Source extract:
These initiatives often suffer at the hands of government bureaucracy. "The potential is definitely there for solar panel production in Egypt, but it depends on the willingness of the authorities in Egypt to collaborate and provide permission," says Rasmus Vincentz, a climate change consultant at Danish Energy Management. "Other challenges include obtaining needed licences and availability of skilled labour."
Power to the marginalised
If Egypt allows working communities to realize their innovative capacity, then we should see a renaissance of solar expertise in the country.
Thomas Culhane, co-founder of Solar CITIES, a non-government organization that builds low-cost solar heaters in under-developed communities in Cairo, believes a skilled workforce exists. "That this expertise has not yet translated into the industrial sector has much to do with a poor educational system and poor management."
Culhane contends that Egypt was once a leading nation in solar technology up to the late 1970's. But in recent decades the country relied on importing foreign expertise and technology.

Problem to work on:
List each person, organization and place named in the excerpt on solar power in Egypt, giving each name once.

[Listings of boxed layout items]
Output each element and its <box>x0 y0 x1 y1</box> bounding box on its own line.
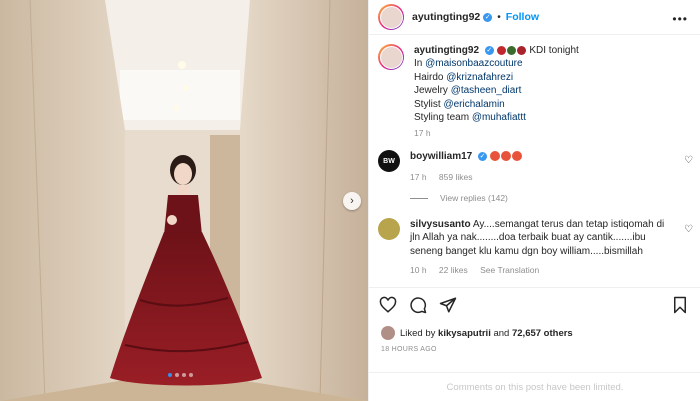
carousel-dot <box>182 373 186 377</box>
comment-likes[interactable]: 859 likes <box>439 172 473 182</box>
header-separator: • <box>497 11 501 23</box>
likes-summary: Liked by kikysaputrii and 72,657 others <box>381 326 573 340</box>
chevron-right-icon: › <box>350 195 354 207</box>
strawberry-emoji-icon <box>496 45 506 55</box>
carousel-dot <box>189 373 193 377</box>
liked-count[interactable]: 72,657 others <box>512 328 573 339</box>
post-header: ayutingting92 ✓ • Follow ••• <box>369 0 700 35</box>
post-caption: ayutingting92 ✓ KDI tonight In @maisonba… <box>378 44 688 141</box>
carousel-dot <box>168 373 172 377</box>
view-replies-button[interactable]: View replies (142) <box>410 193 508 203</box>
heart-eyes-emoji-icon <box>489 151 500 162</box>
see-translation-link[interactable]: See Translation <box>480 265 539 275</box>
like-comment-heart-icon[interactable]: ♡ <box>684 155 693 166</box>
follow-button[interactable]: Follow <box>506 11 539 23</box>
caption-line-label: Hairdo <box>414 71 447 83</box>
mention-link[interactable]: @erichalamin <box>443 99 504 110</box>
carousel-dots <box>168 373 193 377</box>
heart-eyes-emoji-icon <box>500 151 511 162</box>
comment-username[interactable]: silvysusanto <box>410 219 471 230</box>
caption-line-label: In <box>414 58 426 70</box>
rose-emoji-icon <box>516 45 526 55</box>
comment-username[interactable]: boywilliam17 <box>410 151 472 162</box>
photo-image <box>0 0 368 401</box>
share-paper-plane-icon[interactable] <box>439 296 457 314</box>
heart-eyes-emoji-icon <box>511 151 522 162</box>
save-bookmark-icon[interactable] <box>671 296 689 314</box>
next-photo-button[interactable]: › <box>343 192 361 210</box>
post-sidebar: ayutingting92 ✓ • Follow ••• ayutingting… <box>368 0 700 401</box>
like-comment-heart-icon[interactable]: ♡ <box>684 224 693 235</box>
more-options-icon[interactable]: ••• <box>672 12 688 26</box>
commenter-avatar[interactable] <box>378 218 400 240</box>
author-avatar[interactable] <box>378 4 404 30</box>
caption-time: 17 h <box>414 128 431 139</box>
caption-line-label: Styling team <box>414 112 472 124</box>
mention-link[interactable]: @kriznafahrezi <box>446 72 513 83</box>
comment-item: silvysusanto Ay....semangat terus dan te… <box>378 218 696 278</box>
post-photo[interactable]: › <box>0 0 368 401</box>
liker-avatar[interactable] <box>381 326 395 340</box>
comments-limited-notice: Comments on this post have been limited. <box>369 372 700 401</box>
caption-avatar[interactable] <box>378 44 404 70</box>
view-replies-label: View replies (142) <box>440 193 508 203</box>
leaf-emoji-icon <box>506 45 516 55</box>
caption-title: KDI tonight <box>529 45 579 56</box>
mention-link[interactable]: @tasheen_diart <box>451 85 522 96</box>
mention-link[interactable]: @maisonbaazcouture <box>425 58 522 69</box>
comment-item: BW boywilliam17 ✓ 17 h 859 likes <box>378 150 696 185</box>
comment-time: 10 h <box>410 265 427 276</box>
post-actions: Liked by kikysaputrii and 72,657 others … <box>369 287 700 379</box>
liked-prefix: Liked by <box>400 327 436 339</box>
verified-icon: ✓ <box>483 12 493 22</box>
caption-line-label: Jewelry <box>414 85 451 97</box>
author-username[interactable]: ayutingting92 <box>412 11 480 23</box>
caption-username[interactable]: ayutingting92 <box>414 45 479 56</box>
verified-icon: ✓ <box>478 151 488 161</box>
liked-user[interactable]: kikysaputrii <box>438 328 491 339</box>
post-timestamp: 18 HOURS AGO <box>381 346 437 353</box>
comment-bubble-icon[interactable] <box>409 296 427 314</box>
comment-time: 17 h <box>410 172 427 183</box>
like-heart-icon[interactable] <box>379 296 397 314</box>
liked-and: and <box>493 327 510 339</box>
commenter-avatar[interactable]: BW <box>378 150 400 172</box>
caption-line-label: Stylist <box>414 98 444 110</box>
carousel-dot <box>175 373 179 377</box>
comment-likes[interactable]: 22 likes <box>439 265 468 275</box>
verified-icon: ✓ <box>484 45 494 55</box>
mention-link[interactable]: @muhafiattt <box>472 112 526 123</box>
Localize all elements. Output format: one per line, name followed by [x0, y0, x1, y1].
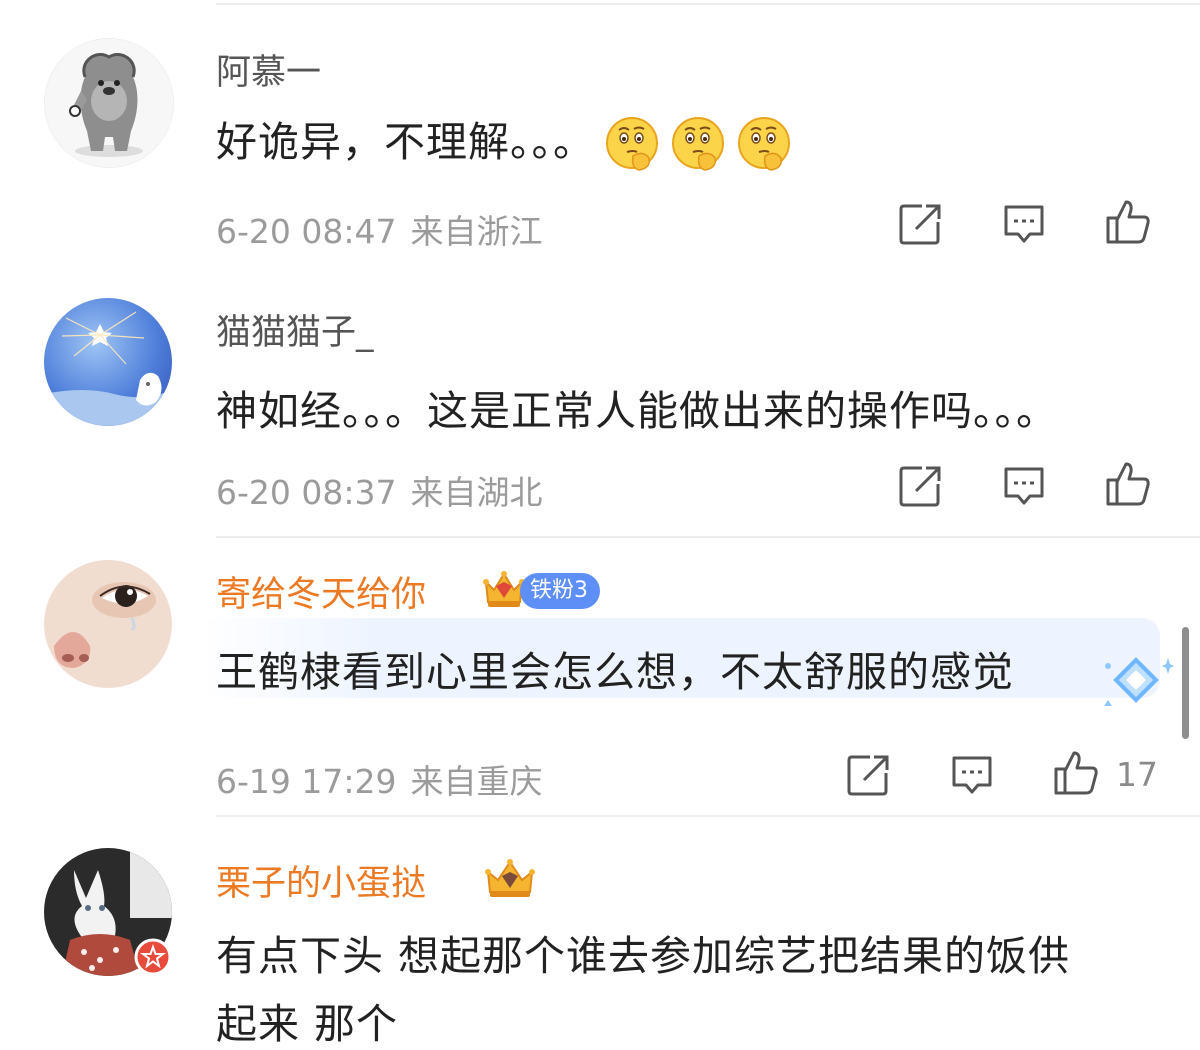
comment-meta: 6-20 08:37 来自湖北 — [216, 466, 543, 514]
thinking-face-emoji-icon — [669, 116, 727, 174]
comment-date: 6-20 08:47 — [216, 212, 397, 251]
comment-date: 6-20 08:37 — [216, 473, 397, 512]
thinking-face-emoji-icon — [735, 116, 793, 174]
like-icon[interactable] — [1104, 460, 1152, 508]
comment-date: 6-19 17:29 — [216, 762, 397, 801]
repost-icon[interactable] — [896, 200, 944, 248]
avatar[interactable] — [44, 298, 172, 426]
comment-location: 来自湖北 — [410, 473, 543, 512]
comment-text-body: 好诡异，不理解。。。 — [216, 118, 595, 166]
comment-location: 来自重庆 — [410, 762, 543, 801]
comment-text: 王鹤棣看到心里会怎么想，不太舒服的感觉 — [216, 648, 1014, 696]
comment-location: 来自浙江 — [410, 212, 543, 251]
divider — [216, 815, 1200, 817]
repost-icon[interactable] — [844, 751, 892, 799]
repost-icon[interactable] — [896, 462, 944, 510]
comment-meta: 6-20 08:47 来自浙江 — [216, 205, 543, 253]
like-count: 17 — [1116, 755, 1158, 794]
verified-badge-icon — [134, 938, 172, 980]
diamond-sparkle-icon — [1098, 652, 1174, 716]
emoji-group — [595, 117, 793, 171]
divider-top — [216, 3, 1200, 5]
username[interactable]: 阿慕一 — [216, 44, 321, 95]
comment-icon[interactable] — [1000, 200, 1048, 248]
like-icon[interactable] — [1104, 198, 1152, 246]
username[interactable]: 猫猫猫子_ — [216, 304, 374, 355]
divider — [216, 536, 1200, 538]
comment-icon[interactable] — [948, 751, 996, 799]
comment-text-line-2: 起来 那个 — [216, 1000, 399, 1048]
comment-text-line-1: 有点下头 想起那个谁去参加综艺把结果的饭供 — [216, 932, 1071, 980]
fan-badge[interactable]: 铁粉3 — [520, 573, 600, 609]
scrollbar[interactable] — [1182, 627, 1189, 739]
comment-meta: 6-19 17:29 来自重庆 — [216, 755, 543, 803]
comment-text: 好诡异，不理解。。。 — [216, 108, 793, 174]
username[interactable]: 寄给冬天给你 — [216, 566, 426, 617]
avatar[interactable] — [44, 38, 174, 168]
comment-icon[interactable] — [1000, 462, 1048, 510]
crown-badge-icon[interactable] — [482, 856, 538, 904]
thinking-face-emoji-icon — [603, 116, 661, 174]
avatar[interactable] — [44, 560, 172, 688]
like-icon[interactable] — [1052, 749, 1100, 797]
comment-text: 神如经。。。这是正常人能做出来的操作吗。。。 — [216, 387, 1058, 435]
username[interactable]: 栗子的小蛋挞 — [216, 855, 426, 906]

Exercise output:
Egypt, Rasmus Vincentz, Danish Energy Management, Thomas Culhane, Solar CITIES, Cairo